::: Page text

Kai: -which was a pivotal film for me, I have to say, in terms of trying to look at Black pain and Black joy at the same time. It was just such a difficult film to watch. Tell me about working on that project. What was that like?
Hannah: That changed everything. After Wynn got me together, collected me a little bit, he said, "Go get an agent," I did. The first script they brought to me was for Fruitvale Station. I read it, I cried my eyes out and I said, "I want to do this film." I had a meeting with Ryan and he hired me the same day. A few months later, I drove out to Oakland and dog-sat so I can work on that, He had dog sat.
I became a different person and a different filmmaker having worked with Ryan on that film. Everything I thought I knew changed about how to tell a story. He taught me perspective. He taught me storytelling visually, and that the place that we're in is as important as the story itself, and that's where I would come in, the place.
He taught me all about that because of his love for Oakland, because of his love for Black people, because of his love for Black joy, and the need to tell this story, and it was not easy. It was really a difficult, emotional story to get through so it takes a toll on all of us. We were working 20, 22-hour days at that point, so we were also exhausted trying to get this done with very little money, but trying to do the absolute best we could.

::::::
::: Data for processing

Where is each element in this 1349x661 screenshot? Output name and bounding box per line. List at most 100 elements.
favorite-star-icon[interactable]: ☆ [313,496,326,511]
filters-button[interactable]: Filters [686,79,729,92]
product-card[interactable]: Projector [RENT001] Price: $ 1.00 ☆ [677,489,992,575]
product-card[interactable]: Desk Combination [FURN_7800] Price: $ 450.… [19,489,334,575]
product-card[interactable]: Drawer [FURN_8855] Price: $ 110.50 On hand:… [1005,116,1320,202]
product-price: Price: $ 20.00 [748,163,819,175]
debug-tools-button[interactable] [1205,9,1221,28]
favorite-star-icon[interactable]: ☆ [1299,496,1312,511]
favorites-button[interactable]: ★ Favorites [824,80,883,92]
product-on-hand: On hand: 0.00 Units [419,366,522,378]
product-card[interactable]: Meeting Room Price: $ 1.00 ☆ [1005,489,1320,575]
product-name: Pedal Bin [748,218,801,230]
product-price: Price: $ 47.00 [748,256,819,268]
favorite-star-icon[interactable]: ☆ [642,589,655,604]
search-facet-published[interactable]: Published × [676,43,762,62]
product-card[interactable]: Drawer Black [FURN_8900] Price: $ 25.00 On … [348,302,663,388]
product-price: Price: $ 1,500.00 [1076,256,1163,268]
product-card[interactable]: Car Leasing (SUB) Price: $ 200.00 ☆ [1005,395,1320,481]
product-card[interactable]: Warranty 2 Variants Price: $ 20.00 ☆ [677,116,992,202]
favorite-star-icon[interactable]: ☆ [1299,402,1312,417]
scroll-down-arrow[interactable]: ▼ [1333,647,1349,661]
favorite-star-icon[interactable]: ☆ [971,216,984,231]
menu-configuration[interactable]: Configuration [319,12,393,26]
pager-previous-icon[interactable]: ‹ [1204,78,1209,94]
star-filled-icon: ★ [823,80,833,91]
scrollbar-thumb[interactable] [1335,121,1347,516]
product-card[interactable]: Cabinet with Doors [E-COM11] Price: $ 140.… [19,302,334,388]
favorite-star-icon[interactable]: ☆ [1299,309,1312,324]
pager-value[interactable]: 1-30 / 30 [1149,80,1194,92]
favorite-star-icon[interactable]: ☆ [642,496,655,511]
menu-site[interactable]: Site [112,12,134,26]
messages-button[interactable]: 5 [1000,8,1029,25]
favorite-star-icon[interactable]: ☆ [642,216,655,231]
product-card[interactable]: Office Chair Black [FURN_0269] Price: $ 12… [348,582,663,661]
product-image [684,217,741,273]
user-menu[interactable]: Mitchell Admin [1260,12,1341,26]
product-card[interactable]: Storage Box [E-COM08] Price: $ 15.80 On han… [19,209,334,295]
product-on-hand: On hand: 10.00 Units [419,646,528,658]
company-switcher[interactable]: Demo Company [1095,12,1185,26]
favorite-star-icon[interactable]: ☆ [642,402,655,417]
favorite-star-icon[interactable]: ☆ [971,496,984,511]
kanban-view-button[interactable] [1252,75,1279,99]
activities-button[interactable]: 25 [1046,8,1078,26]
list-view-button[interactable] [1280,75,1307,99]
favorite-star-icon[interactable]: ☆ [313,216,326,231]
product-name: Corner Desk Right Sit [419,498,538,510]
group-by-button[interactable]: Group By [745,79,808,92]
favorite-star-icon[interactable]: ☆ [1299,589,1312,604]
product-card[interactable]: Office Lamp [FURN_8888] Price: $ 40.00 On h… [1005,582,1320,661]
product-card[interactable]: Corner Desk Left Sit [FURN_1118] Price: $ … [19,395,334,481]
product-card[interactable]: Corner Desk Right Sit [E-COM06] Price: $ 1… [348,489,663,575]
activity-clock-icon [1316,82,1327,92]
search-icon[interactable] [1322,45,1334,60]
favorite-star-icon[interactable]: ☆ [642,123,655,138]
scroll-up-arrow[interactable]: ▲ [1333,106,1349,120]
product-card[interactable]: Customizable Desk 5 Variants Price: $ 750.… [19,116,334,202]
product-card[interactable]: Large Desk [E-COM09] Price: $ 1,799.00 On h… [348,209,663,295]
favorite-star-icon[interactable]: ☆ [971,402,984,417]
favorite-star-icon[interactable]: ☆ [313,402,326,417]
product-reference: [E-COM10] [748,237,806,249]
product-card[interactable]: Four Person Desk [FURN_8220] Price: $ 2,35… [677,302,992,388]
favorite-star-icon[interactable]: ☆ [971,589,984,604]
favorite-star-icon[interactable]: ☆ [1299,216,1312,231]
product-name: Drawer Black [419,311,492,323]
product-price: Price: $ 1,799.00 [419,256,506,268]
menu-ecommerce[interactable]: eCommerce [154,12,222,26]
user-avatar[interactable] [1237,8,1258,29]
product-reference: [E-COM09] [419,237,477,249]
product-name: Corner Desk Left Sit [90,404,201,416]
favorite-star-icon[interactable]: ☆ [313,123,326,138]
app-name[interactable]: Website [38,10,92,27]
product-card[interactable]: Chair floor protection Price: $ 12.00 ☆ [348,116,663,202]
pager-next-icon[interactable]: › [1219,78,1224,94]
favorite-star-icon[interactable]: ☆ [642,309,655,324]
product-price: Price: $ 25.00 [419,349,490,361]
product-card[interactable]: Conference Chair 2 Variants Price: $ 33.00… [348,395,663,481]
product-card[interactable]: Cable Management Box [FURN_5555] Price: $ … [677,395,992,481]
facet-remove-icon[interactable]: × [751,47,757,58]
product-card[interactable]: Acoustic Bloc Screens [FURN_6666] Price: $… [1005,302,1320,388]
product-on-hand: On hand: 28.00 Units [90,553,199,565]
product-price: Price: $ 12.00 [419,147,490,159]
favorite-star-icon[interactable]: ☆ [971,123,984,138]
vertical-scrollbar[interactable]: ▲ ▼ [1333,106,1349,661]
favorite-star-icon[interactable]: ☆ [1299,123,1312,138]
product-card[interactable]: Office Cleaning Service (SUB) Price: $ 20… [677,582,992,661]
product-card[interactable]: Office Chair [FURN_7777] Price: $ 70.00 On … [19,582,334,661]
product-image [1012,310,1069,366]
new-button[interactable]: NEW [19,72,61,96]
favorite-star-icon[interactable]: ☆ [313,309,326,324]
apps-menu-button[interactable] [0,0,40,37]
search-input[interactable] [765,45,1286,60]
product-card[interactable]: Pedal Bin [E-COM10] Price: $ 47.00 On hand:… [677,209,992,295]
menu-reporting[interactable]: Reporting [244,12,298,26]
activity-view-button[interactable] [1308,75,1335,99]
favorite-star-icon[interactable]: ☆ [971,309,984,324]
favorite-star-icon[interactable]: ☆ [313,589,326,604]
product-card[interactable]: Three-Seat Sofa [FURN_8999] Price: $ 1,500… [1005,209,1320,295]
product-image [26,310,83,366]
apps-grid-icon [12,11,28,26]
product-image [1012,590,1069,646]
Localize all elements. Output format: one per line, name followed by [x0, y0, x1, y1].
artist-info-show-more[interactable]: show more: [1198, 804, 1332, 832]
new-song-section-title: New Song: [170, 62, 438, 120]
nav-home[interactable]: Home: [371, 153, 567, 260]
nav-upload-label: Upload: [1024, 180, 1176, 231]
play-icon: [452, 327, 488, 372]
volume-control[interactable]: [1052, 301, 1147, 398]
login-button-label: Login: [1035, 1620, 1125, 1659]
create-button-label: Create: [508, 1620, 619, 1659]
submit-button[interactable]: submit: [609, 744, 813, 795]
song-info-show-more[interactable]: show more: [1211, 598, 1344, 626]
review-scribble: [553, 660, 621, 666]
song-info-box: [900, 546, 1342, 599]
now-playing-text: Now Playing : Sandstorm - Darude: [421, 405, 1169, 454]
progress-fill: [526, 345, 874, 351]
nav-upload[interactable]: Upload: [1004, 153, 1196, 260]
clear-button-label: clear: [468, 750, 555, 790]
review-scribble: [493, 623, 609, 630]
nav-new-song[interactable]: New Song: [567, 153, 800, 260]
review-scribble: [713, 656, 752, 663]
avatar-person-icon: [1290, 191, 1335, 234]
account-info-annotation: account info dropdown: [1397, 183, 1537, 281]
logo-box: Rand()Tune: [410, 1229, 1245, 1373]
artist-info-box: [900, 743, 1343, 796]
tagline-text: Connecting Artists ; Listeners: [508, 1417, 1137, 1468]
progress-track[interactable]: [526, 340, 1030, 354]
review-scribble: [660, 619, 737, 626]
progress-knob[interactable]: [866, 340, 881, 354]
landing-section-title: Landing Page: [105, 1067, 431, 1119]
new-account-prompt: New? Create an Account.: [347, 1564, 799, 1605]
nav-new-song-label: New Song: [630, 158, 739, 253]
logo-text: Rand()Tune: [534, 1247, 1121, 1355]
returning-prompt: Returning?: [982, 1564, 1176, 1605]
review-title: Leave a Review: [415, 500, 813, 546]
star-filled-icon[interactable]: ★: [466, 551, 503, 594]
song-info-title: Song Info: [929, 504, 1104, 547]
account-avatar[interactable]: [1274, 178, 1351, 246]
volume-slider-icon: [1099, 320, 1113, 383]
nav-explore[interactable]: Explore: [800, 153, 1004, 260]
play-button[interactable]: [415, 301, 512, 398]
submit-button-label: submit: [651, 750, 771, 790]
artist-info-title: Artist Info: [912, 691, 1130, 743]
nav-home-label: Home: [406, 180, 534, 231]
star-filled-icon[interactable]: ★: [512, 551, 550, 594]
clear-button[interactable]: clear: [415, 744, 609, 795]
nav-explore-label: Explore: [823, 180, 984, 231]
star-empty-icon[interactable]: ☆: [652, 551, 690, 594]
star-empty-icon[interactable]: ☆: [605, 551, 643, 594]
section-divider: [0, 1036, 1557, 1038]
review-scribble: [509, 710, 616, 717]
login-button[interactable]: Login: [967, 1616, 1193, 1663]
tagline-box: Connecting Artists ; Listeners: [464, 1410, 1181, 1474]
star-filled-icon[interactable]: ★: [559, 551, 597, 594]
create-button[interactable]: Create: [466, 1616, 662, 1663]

::::::

» **Set of tasks**
a – In the interview, how many hours a day were they working on Fruitvale Station at that point?
b – Reproduce the records verbatim, covering only the stretch from the start of the records through the line containing "product-card[interactable]: Projector [RENT001]".

» **Solutions in order**
a – 20 to 22 hours a day.

b –
Where is each element in this 1349x661 screenshot? Output name and bounding box per line. List at most 100 elements.
favorite-star-icon[interactable]: ☆ [313,496,326,511]
filters-button[interactable]: Filters [686,79,729,92]
product-card[interactable]: Projector [RENT001] Price: $ 1.00 ☆ [677,489,992,575]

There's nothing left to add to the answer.